+++ Information shown
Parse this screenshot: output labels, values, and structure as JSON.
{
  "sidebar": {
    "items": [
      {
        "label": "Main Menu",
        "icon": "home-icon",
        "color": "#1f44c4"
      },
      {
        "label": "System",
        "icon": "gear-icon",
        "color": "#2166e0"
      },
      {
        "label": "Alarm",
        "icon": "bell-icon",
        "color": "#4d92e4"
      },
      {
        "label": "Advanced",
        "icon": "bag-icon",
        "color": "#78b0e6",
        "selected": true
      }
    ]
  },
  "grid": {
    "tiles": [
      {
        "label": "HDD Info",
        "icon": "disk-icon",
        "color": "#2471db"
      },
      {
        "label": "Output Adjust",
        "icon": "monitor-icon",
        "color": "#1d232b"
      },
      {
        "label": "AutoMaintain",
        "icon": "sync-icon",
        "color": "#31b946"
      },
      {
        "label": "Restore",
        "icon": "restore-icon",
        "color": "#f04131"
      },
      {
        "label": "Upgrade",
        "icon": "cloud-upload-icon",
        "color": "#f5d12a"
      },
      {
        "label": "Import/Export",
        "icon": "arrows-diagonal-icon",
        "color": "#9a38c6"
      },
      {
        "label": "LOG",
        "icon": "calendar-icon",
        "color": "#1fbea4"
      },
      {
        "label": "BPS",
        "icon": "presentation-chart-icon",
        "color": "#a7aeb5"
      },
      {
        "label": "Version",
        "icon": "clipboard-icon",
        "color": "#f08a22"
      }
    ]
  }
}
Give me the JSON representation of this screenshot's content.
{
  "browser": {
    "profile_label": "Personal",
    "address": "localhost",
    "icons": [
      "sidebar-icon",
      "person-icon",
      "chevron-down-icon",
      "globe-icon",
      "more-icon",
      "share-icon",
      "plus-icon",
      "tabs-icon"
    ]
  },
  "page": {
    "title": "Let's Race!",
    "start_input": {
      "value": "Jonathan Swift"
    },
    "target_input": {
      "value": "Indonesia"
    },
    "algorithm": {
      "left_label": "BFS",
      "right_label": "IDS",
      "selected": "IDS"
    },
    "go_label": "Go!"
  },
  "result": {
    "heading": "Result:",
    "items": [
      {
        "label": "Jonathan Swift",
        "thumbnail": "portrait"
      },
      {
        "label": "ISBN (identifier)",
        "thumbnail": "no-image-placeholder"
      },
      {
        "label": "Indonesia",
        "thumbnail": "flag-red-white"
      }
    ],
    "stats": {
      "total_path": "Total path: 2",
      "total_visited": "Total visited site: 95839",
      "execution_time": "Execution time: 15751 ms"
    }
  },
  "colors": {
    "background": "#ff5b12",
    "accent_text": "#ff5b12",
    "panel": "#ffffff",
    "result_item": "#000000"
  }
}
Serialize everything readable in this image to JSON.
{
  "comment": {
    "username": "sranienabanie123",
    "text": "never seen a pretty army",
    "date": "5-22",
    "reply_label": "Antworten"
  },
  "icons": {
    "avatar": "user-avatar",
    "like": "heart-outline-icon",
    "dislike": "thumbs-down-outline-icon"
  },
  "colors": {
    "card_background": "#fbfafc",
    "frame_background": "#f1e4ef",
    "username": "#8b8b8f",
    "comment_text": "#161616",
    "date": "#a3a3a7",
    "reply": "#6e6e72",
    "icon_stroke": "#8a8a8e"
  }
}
++++++
Job> Quote the listing in full, please, keeping every line exact.

Answer>
Parse this screenshot: output labels, values, and structure as JSON.
{
  "sidebar": {
    "items": [
      {
        "label": "Main Menu",
        "icon": "home-icon",
        "color": "#1f44c4"
      },
      {
        "label": "System",
        "icon": "gear-icon",
        "color": "#2166e0"
      },
      {
        "label": "Alarm",
        "icon": "bell-icon",
        "color": "#4d92e4"
      },
      {
        "label": "Advanced",
        "icon": "bag-icon",
        "color": "#78b0e6",
        "selected": true
      }
    ]
  },
  "grid": {
    "tiles": [
      {
        "label": "HDD Info",
        "icon": "disk-icon",
        "color": "#2471db"
      },
      {
        "label": "Output Adjust",
        "icon": "monitor-icon",
        "color": "#1d232b"
      },
      {
        "label": "AutoMaintain",
        "icon": "sync-icon",
        "color": "#31b946"
      },
      {
        "label": "Restore",
        "icon": "restore-icon",
        "color": "#f04131"
      },
      {
        "label": "Upgrade",
        "icon": "cloud-upload-icon",
        "color": "#f5d12a"
      },
      {
        "label": "Import/Export",
        "icon": "arrows-diagonal-icon",
        "color": "#9a38c6"
      },
      {
        "label": "LOG",
        "icon": "calendar-icon",
        "color": "#1fbea4"
      },
      {
        "label": "BPS",
        "icon": "presentation-chart-icon",
        "color": "#a7aeb5"
      },
      {
        "label": "Version",
        "icon": "clipboard-icon",
        "color": "#f08a22"
      }
    ]
  }
}
Give me the JSON representation of this screenshot's content.
{
  "browser": {
    "profile_label": "Personal",
    "address": "localhost",
    "icons": [
      "sidebar-icon",
      "person-icon",
      "chevron-down-icon",
      "globe-icon",
      "more-icon",
      "share-icon",
      "plus-icon",
      "tabs-icon"
    ]
  },
  "page": {
    "title": "Let's Race!",
    "start_input": {
      "value": "Jonathan Swift"
    },
    "target_input": {
      "value": "Indonesia"
    },
    "algorithm": {
      "left_label": "BFS",
      "right_label": "IDS",
      "selected": "IDS"
    },
    "go_label": "Go!"
  },
  "result": {
    "heading": "Result:",
    "items": [
      {
        "label": "Jonathan Swift",
        "thumbnail": "portrait"
      },
      {
        "label": "ISBN (identifier)",
        "thumbnail": "no-image-placeholder"
      },
      {
        "label": "Indonesia",
        "thumbnail": "flag-red-white"
      }
    ],
    "stats": {
      "total_path": "Total path: 2",
      "total_visited": "Total visited site: 95839",
      "execution_time": "Execution time: 15751 ms"
    }
  },
  "colors": {
    "background": "#ff5b12",
    "accent_text": "#ff5b12",
    "panel": "#ffffff",
    "result_item": "#000000"
  }
}
Serialize everything readable in this image to JSON.
{
  "comment": {
    "username": "sranienabanie123",
    "text": "never seen a pretty army",
    "date": "5-22",
    "reply_label": "Antworten"
  },
  "icons": {
    "avatar": "user-avatar",
    "like": "heart-outline-icon",
    "dislike": "thumbs-down-outline-icon"
  },
  "colors": {
    "card_background": "#fbfafc",
    "frame_background": "#f1e4ef",
    "username": "#8b8b8f",
    "comment_text": "#161616",
    "date": "#a3a3a7",
    "reply": "#6e6e72",
    "icon_stroke": "#8a8a8e"
  }
}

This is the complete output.